Go through the entries below and print each one exactly, leaving out pictures.

::::::::

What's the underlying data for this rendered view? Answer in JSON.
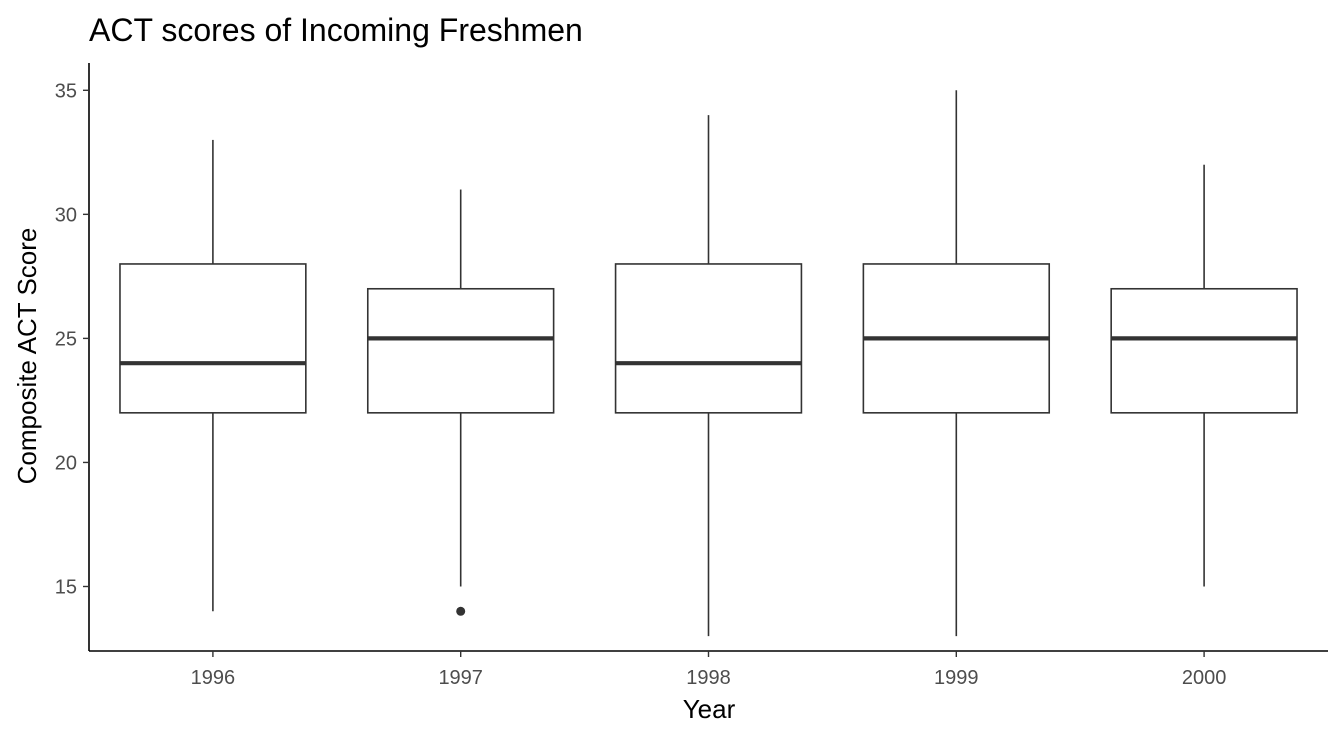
{
  "chart_data": {
    "type": "box",
    "title": "ACT scores of Incoming Freshmen",
    "xlabel": "Year",
    "ylabel": "Composite ACT Score",
    "categories": [
      "1996",
      "1997",
      "1998",
      "1999",
      "2000"
    ],
    "yticks": [
      15,
      20,
      25,
      30,
      35
    ],
    "ylim": [
      12.4,
      36.1
    ],
    "grid": false,
    "boxes": [
      {
        "category": "1996",
        "lower_whisker": 14,
        "q1": 22,
        "median": 24,
        "q3": 28,
        "upper_whisker": 33,
        "outliers": []
      },
      {
        "category": "1997",
        "lower_whisker": 15,
        "q1": 22,
        "median": 25,
        "q3": 27,
        "upper_whisker": 31,
        "outliers": [
          14
        ]
      },
      {
        "category": "1998",
        "lower_whisker": 13,
        "q1": 22,
        "median": 24,
        "q3": 28,
        "upper_whisker": 34,
        "outliers": []
      },
      {
        "category": "1999",
        "lower_whisker": 13,
        "q1": 22,
        "median": 25,
        "q3": 28,
        "upper_whisker": 35,
        "outliers": []
      },
      {
        "category": "2000",
        "lower_whisker": 15,
        "q1": 22,
        "median": 25,
        "q3": 27,
        "upper_whisker": 32,
        "outliers": []
      }
    ],
    "colors": {
      "box_line": "#333333",
      "axis": "#000000",
      "tick_text": "#4d4d4d",
      "fill": "#ffffff"
    }
  }
}
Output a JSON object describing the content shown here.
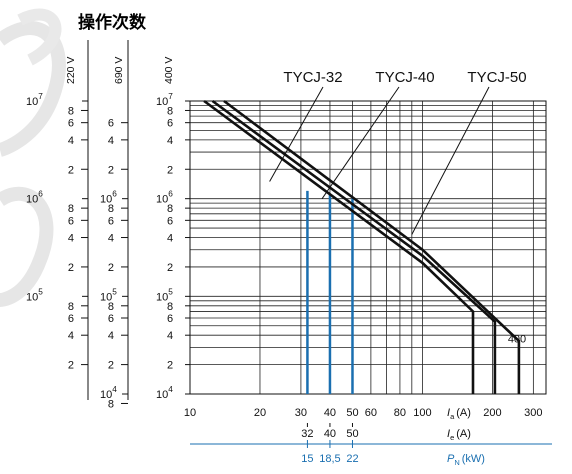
{
  "chart_data": {
    "type": "line",
    "title": "操作次数",
    "x_scale": "log",
    "y_scale": "log",
    "xlim": [
      10,
      340
    ],
    "ylim": [
      10000,
      10000000
    ],
    "x_tick_labels": [
      "10",
      "20",
      "30",
      "40",
      "50",
      "60",
      "80",
      "100",
      "200",
      "300"
    ],
    "x_tick_values": [
      10,
      20,
      30,
      40,
      50,
      60,
      80,
      100,
      200,
      300
    ],
    "y_mantissa_labels": [
      "8",
      "6",
      "4",
      "2"
    ],
    "y_mantissa_values": [
      8,
      6,
      4,
      2
    ],
    "y_decade_values": [
      10000,
      100000,
      1000000,
      10000000
    ],
    "y_decade_labels": [
      {
        "base": "10",
        "exp": "4"
      },
      {
        "base": "10",
        "exp": "5"
      },
      {
        "base": "10",
        "exp": "6"
      },
      {
        "base": "10",
        "exp": "7"
      }
    ],
    "xlabels": [
      {
        "symbol": "I",
        "sub": "a",
        "unit": "(A)"
      },
      {
        "symbol": "I",
        "sub": "e",
        "unit": "(A)"
      },
      {
        "symbol": "P",
        "sub": "N",
        "unit": "(kW)"
      }
    ],
    "ie_ticks": [
      {
        "label": "32",
        "value": 32
      },
      {
        "label": "40",
        "value": 40
      },
      {
        "label": "50",
        "value": 50
      }
    ],
    "pn_ticks": [
      {
        "label": "15",
        "at": 32
      },
      {
        "label": "18,5",
        "at": 40
      },
      {
        "label": "22",
        "at": 50
      }
    ],
    "left_scales": [
      {
        "header": "220 V",
        "decades": [
          {
            "base": "10",
            "exp": "7",
            "value": 10000000
          },
          {
            "base": "10",
            "exp": "6",
            "value": 1000000
          },
          {
            "base": "10",
            "exp": "5",
            "value": 100000
          }
        ],
        "mantissas": [
          {
            "label": "8",
            "value": 8000000
          },
          {
            "label": "6",
            "value": 6000000
          },
          {
            "label": "4",
            "value": 4000000
          },
          {
            "label": "2",
            "value": 2000000
          },
          {
            "label": "8",
            "value": 800000
          },
          {
            "label": "6",
            "value": 600000
          },
          {
            "label": "4",
            "value": 400000
          },
          {
            "label": "2",
            "value": 200000
          },
          {
            "label": "8",
            "value": 80000
          },
          {
            "label": "6",
            "value": 60000
          },
          {
            "label": "4",
            "value": 40000
          },
          {
            "label": "2",
            "value": 20000
          }
        ]
      },
      {
        "header": "690 V",
        "decades": [
          {
            "base": "10",
            "exp": "6",
            "value": 1000000
          },
          {
            "base": "10",
            "exp": "5",
            "value": 100000
          },
          {
            "base": "10",
            "exp": "4",
            "value": 10000
          }
        ],
        "mantissas": [
          {
            "label": "6",
            "value": 6000000
          },
          {
            "label": "4",
            "value": 4000000
          },
          {
            "label": "2",
            "value": 2000000
          },
          {
            "label": "8",
            "value": 800000
          },
          {
            "label": "6",
            "value": 600000
          },
          {
            "label": "4",
            "value": 400000
          },
          {
            "label": "2",
            "value": 200000
          },
          {
            "label": "8",
            "value": 80000
          },
          {
            "label": "6",
            "value": 60000
          },
          {
            "label": "4",
            "value": 40000
          },
          {
            "label": "2",
            "value": 20000
          },
          {
            "label": "8",
            "value": 8000
          }
        ]
      }
    ],
    "main_scale_header": "400 V",
    "series": [
      {
        "name": "TYCJ-32",
        "x": [
          11.5,
          100,
          165,
          165
        ],
        "y": [
          10000000,
          220000,
          70000,
          10000
        ]
      },
      {
        "name": "TYCJ-40",
        "x": [
          12.5,
          100,
          205,
          205
        ],
        "y": [
          10000000,
          260000,
          55000,
          10000
        ]
      },
      {
        "name": "TYCJ-50",
        "x": [
          14,
          100,
          260,
          260
        ],
        "y": [
          10000000,
          300000,
          35000,
          10000
        ]
      }
    ],
    "vertical_markers": [
      {
        "x": 32,
        "y_top": 1200000
      },
      {
        "x": 40,
        "y_top": 1100000
      },
      {
        "x": 50,
        "y_top": 1000000
      }
    ],
    "series_label_pointers": [
      {
        "series": "TYCJ-32",
        "point_x": 22,
        "point_y": 1500000
      },
      {
        "series": "TYCJ-40",
        "point_x": 37,
        "point_y": 1000000
      },
      {
        "series": "TYCJ-50",
        "point_x": 90,
        "point_y": 430000
      }
    ],
    "annotations": [
      {
        "text": "400"
      }
    ],
    "grid": true,
    "colors": {
      "curve": "#111111",
      "marker": "#1a6fb0",
      "grid": "#222222",
      "pn_axis": "#1a6fb0"
    }
  }
}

::::::::

• **Answer to this problem**:
What's the underlying data for this rendered view? Answer in JSON.
{
  "chart_data": {
    "type": "box",
    "title": "ACT scores of Incoming Freshmen",
    "xlabel": "Year",
    "ylabel": "Composite ACT Score",
    "categories": [
      "1996",
      "1997",
      "1998",
      "1999",
      "2000"
    ],
    "yticks": [
      15,
      20,
      25,
      30,
      35
    ],
    "ylim": [
      12.4,
      36.1
    ],
    "grid": false,
    "boxes": [
      {
        "category": "1996",
        "lower_whisker": 14,
        "q1": 22,
        "median": 24,
        "q3": 28,
        "upper_whisker": 33,
        "outliers": []
      },
      {
        "category": "1997",
        "lower_whisker": 15,
        "q1": 22,
        "median": 25,
        "q3": 27,
        "upper_whisker": 31,
        "outliers": [
          14
        ]
      },
      {
        "category": "1998",
        "lower_whisker": 13,
        "q1": 22,
        "median": 24,
        "q3": 28,
        "upper_whisker": 34,
        "outliers": []
      },
      {
        "category": "1999",
        "lower_whisker": 13,
        "q1": 22,
        "median": 25,
        "q3": 28,
        "upper_whisker": 35,
        "outliers": []
      },
      {
        "category": "2000",
        "lower_whisker": 15,
        "q1": 22,
        "median": 25,
        "q3": 27,
        "upper_whisker": 32,
        "outliers": []
      }
    ],
    "colors": {
      "box_line": "#333333",
      "axis": "#000000",
      "tick_text": "#4d4d4d",
      "fill": "#ffffff"
    }
  }
}
Output a JSON object describing the content shown here.
{
  "chart_data": {
    "type": "line",
    "title": "操作次数",
    "x_scale": "log",
    "y_scale": "log",
    "xlim": [
      10,
      340
    ],
    "ylim": [
      10000,
      10000000
    ],
    "x_tick_labels": [
      "10",
      "20",
      "30",
      "40",
      "50",
      "60",
      "80",
      "100",
      "200",
      "300"
    ],
    "x_tick_values": [
      10,
      20,
      30,
      40,
      50,
      60,
      80,
      100,
      200,
      300
    ],
    "y_mantissa_labels": [
      "8",
      "6",
      "4",
      "2"
    ],
    "y_mantissa_values": [
      8,
      6,
      4,
      2
    ],
    "y_decade_values": [
      10000,
      100000,
      1000000,
      10000000
    ],
    "y_decade_labels": [
      {
        "base": "10",
        "exp": "4"
      },
      {
        "base": "10",
        "exp": "5"
      },
      {
        "base": "10",
        "exp": "6"
      },
      {
        "base": "10",
        "exp": "7"
      }
    ],
    "xlabels": [
      {
        "symbol": "I",
        "sub": "a",
        "unit": "(A)"
      },
      {
        "symbol": "I",
        "sub": "e",
        "unit": "(A)"
      },
      {
        "symbol": "P",
        "sub": "N",
        "unit": "(kW)"
      }
    ],
    "ie_ticks": [
      {
        "label": "32",
        "value": 32
      },
      {
        "label": "40",
        "value": 40
      },
      {
        "label": "50",
        "value": 50
      }
    ],
    "pn_ticks": [
      {
        "label": "15",
        "at": 32
      },
      {
        "label": "18,5",
        "at": 40
      },
      {
        "label": "22",
        "at": 50
      }
    ],
    "left_scales": [
      {
        "header": "220 V",
        "decades": [
          {
            "base": "10",
            "exp": "7",
            "value": 10000000
          },
          {
            "base": "10",
            "exp": "6",
            "value": 1000000
          },
          {
            "base": "10",
            "exp": "5",
            "value": 100000
          }
        ],
        "mantissas": [
          {
            "label": "8",
            "value": 8000000
          },
          {
            "label": "6",
            "value": 6000000
          },
          {
            "label": "4",
            "value": 4000000
          },
          {
            "label": "2",
            "value": 2000000
          },
          {
            "label": "8",
            "value": 800000
          },
          {
            "label": "6",
            "value": 600000
          },
          {
            "label": "4",
            "value": 400000
          },
          {
            "label": "2",
            "value": 200000
          },
          {
            "label": "8",
            "value": 80000
          },
          {
            "label": "6",
            "value": 60000
          },
          {
            "label": "4",
            "value": 40000
          },
          {
            "label": "2",
            "value": 20000
          }
        ]
      },
      {
        "header": "690 V",
        "decades": [
          {
            "base": "10",
            "exp": "6",
            "value": 1000000
          },
          {
            "base": "10",
            "exp": "5",
            "value": 100000
          },
          {
            "base": "10",
            "exp": "4",
            "value": 10000
          }
        ],
        "mantissas": [
          {
            "label": "6",
            "value": 6000000
          },
          {
            "label": "4",
            "value": 4000000
          },
          {
            "label": "2",
            "value": 2000000
          },
          {
            "label": "8",
            "value": 800000
          },
          {
            "label": "6",
            "value": 600000
          },
          {
            "label": "4",
            "value": 400000
          },
          {
            "label": "2",
            "value": 200000
          },
          {
            "label": "8",
            "value": 80000
          },
          {
            "label": "6",
            "value": 60000
          },
          {
            "label": "4",
            "value": 40000
          },
          {
            "label": "2",
            "value": 20000
          },
          {
            "label": "8",
            "value": 8000
          }
        ]
      }
    ],
    "main_scale_header": "400 V",
    "series": [
      {
        "name": "TYCJ-32",
        "x": [
          11.5,
          100,
          165,
          165
        ],
        "y": [
          10000000,
          220000,
          70000,
          10000
        ]
      },
      {
        "name": "TYCJ-40",
        "x": [
          12.5,
          100,
          205,
          205
        ],
        "y": [
          10000000,
          260000,
          55000,
          10000
        ]
      },
      {
        "name": "TYCJ-50",
        "x": [
          14,
          100,
          260,
          260
        ],
        "y": [
          10000000,
          300000,
          35000,
          10000
        ]
      }
    ],
    "vertical_markers": [
      {
        "x": 32,
        "y_top": 1200000
      },
      {
        "x": 40,
        "y_top": 1100000
      },
      {
        "x": 50,
        "y_top": 1000000
      }
    ],
    "series_label_pointers": [
      {
        "series": "TYCJ-32",
        "point_x": 22,
        "point_y": 1500000
      },
      {
        "series": "TYCJ-40",
        "point_x": 37,
        "point_y": 1000000
      },
      {
        "series": "TYCJ-50",
        "point_x": 90,
        "point_y": 430000
      }
    ],
    "annotations": [
      {
        "text": "400"
      }
    ],
    "grid": true,
    "colors": {
      "curve": "#111111",
      "marker": "#1a6fb0",
      "grid": "#222222",
      "pn_axis": "#1a6fb0"
    }
  }
}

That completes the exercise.